- What to produce
Extract, from the listing that follows, each line containing the word "Programa".

_ _ _ _ _

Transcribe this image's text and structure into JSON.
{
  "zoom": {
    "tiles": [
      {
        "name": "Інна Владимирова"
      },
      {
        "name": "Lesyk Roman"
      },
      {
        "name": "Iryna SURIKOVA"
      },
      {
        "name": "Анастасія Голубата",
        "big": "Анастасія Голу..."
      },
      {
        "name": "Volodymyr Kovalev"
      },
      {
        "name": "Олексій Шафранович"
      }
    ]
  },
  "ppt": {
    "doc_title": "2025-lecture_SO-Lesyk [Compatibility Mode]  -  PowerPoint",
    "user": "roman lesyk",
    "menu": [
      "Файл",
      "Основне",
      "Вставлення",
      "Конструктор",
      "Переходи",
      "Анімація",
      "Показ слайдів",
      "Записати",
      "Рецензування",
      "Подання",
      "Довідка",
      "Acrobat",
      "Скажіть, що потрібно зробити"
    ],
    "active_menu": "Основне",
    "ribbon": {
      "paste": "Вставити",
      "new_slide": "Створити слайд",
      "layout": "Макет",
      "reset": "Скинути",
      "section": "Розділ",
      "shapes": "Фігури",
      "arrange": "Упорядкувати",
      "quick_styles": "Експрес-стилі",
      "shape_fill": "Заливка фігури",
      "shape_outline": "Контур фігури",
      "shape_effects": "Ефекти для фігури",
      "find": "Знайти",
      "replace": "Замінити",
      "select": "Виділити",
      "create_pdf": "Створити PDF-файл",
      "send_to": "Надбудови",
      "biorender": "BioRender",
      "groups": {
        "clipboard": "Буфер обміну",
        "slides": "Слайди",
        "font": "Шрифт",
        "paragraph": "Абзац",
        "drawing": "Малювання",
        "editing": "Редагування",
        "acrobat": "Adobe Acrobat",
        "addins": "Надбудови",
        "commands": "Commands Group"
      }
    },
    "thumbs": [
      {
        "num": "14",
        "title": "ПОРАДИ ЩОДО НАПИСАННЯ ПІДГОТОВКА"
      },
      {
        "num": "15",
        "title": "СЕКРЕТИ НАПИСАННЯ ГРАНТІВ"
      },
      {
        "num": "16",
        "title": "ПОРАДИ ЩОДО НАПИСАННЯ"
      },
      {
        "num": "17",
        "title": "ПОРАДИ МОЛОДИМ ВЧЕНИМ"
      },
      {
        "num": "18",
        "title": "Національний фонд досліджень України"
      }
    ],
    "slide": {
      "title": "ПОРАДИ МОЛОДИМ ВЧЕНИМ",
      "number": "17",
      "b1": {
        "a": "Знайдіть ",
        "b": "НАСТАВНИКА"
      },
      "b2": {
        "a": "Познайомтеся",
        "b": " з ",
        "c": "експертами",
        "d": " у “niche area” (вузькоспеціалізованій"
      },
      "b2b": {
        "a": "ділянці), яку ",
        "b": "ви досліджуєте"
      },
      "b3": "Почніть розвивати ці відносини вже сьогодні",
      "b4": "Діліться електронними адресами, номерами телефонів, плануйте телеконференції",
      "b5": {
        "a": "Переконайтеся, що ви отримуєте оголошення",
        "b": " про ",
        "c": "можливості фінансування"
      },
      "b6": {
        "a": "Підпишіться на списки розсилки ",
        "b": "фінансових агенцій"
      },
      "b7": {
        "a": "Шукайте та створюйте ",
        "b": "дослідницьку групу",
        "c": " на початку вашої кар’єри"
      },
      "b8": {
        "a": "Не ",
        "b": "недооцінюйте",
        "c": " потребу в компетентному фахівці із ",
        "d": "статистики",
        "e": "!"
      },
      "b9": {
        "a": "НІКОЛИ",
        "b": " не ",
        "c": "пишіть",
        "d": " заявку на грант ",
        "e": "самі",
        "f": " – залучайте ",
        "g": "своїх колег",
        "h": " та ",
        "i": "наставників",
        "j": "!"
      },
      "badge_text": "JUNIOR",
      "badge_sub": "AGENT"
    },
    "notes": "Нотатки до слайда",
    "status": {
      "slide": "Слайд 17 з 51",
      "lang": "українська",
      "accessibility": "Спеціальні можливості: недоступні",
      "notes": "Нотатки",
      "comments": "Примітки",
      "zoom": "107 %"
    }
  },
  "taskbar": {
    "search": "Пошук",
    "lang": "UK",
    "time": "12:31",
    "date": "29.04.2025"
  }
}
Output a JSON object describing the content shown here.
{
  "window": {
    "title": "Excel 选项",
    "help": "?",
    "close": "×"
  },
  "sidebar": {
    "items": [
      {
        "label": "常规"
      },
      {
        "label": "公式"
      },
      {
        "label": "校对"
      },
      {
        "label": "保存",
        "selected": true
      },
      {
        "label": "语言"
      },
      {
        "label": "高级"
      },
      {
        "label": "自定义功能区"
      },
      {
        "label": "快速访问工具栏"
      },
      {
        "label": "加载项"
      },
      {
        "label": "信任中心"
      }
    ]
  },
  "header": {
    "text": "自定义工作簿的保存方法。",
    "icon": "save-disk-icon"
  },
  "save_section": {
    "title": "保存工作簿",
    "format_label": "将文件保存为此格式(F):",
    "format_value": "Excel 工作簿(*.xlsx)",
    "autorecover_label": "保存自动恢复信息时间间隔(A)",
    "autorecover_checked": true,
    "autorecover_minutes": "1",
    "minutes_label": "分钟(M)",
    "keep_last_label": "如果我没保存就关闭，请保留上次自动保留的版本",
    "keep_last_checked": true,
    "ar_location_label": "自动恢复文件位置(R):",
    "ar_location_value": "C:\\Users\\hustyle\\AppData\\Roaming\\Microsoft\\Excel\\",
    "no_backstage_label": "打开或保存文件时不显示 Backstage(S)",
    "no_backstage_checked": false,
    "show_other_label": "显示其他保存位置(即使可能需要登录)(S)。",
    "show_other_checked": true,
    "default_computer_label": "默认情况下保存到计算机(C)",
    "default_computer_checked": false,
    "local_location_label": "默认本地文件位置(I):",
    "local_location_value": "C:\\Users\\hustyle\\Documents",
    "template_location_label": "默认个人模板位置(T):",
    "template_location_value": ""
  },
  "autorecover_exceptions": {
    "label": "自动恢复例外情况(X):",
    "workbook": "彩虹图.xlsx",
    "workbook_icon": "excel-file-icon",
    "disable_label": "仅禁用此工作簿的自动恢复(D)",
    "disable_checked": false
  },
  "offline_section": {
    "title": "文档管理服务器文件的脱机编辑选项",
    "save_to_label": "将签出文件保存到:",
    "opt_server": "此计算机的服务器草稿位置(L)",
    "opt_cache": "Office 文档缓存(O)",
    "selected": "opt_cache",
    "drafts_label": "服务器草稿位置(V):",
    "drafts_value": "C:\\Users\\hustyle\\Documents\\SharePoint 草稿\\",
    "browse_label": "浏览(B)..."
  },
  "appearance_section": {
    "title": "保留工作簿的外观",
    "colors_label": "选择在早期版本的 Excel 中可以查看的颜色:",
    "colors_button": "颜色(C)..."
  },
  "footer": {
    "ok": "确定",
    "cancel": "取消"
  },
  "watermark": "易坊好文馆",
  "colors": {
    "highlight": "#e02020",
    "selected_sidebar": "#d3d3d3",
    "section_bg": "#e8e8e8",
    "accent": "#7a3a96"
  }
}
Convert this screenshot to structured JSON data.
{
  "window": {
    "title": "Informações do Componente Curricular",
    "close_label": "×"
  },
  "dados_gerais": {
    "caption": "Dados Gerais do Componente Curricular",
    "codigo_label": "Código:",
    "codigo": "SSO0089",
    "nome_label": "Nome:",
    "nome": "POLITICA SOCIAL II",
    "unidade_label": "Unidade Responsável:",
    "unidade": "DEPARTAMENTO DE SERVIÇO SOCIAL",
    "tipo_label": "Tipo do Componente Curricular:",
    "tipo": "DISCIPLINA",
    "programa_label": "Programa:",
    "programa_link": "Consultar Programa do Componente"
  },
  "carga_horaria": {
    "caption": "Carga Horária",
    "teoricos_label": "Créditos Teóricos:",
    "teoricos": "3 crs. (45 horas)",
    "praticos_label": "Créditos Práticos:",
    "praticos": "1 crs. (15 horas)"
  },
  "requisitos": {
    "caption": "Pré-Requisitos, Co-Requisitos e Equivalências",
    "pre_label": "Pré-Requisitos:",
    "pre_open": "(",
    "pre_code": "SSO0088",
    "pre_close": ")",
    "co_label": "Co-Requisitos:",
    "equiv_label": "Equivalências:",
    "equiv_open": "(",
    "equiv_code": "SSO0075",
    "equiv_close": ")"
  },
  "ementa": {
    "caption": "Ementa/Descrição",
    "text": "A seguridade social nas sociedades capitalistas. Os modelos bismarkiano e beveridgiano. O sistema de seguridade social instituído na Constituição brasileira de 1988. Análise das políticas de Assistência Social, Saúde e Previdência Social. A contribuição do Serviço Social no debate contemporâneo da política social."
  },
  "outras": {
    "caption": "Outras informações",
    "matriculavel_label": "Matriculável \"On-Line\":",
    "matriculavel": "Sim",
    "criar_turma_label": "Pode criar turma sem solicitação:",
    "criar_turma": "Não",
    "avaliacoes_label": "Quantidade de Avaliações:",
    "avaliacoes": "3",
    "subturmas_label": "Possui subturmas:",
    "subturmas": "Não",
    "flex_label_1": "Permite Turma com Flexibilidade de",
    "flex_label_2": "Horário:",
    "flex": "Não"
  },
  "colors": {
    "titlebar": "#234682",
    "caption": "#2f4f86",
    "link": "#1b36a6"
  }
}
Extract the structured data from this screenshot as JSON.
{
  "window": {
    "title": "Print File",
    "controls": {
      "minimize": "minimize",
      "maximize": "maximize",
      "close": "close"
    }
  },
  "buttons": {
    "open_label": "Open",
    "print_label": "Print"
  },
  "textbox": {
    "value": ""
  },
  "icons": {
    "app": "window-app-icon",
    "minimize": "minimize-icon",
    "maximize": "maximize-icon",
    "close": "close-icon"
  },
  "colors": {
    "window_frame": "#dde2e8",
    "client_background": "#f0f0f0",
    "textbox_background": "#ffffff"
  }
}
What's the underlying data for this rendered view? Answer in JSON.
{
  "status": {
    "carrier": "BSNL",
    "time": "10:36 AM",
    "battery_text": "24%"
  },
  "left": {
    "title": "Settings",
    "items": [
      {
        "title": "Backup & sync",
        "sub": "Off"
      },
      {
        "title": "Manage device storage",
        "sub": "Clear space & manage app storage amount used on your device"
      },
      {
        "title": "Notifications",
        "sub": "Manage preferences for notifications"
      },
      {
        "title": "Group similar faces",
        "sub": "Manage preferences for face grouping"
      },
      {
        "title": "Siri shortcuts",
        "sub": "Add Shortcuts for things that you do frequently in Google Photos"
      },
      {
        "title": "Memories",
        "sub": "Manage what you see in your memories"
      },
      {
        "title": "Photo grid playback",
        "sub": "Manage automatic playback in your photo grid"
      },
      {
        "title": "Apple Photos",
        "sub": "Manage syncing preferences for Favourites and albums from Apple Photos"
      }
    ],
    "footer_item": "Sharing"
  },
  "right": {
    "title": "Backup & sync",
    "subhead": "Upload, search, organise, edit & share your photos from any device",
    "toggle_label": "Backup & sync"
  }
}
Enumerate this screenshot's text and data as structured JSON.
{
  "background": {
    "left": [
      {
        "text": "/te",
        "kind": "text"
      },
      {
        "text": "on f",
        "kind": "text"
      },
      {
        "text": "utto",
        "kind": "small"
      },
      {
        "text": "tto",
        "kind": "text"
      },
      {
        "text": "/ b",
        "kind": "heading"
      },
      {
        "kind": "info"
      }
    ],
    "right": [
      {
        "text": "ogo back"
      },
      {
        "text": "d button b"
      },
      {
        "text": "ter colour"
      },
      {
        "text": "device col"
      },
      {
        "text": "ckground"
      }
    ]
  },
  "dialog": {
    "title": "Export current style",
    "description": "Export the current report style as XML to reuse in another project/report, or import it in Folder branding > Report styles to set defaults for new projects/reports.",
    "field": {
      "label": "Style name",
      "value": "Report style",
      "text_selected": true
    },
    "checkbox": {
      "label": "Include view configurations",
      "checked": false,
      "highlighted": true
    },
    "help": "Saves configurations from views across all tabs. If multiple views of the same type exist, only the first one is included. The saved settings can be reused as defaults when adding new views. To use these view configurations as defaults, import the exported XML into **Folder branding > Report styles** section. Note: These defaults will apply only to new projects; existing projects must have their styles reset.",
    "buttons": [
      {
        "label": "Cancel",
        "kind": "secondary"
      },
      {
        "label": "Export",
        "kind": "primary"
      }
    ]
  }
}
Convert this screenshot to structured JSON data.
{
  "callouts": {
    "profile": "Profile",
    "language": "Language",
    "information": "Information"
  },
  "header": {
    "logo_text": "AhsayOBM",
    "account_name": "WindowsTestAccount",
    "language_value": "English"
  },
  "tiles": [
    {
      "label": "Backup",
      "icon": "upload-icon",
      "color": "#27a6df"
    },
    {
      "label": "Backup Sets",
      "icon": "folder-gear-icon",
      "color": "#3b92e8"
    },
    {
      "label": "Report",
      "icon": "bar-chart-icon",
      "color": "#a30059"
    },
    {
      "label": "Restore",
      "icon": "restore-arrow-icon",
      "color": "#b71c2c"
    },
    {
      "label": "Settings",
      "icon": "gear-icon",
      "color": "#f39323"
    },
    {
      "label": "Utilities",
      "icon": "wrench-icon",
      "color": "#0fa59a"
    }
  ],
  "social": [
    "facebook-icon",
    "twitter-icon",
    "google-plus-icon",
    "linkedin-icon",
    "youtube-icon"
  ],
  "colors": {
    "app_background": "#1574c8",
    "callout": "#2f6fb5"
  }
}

_ _ _ _ _

- Answer below
    "programa_label": "Programa:",
    "programa_link": "Consultar Programa do Componente"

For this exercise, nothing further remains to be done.